EXERCISE MATERIAL:
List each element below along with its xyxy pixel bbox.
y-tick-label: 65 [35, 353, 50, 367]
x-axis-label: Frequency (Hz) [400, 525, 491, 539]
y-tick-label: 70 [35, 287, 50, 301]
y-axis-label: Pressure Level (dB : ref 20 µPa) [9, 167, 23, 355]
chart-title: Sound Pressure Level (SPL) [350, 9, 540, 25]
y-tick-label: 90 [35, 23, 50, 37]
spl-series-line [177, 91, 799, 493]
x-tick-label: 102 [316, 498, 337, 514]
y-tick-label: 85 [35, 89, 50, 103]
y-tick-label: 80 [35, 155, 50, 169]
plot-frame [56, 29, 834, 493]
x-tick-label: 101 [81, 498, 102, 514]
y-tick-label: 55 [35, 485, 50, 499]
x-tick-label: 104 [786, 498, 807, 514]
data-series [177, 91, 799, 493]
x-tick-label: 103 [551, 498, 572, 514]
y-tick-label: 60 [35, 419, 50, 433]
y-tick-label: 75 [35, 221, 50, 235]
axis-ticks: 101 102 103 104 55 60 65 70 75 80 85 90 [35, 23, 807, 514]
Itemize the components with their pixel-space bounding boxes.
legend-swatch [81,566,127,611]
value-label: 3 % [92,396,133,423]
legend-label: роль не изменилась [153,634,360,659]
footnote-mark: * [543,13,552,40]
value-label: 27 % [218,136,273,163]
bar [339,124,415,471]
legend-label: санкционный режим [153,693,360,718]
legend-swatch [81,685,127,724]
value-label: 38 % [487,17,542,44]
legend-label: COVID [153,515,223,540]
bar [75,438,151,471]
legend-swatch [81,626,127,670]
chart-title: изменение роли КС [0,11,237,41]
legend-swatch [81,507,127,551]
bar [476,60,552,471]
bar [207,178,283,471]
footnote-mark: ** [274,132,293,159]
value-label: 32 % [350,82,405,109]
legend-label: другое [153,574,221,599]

STATED TASK: Reproduce every line of the records above verbatim and in their original order, leaving nothing out.

SOLUTION TO THIS EXERCISE:
List each element below along with its xyxy pixel bbox.
y-tick-label: 65 [35, 353, 50, 367]
x-axis-label: Frequency (Hz) [400, 525, 491, 539]
y-tick-label: 70 [35, 287, 50, 301]
y-axis-label: Pressure Level (dB : ref 20 µPa) [9, 167, 23, 355]
chart-title: Sound Pressure Level (SPL) [350, 9, 540, 25]
y-tick-label: 90 [35, 23, 50, 37]
spl-series-line [177, 91, 799, 493]
x-tick-label: 102 [316, 498, 337, 514]
y-tick-label: 85 [35, 89, 50, 103]
y-tick-label: 80 [35, 155, 50, 169]
plot-frame [56, 29, 834, 493]
x-tick-label: 101 [81, 498, 102, 514]
y-tick-label: 55 [35, 485, 50, 499]
x-tick-label: 104 [786, 498, 807, 514]
data-series [177, 91, 799, 493]
x-tick-label: 103 [551, 498, 572, 514]
y-tick-label: 60 [35, 419, 50, 433]
y-tick-label: 75 [35, 221, 50, 235]
axis-ticks: 101 102 103 104 55 60 65 70 75 80 85 90 [35, 23, 807, 514]
Itemize the components with their pixel-space bounding boxes.
legend-swatch [81,566,127,611]
value-label: 3 % [92,396,133,423]
legend-label: роль не изменилась [153,634,360,659]
footnote-mark: * [543,13,552,40]
value-label: 27 % [218,136,273,163]
bar [339,124,415,471]
legend-label: санкционный режим [153,693,360,718]
legend-swatch [81,685,127,724]
value-label: 38 % [487,17,542,44]
legend-label: COVID [153,515,223,540]
bar [75,438,151,471]
legend-swatch [81,626,127,670]
chart-title: изменение роли КС [0,11,237,41]
legend-swatch [81,507,127,551]
bar [476,60,552,471]
bar [207,178,283,471]
footnote-mark: ** [274,132,293,159]
value-label: 32 % [350,82,405,109]
legend-label: другое [153,574,221,599]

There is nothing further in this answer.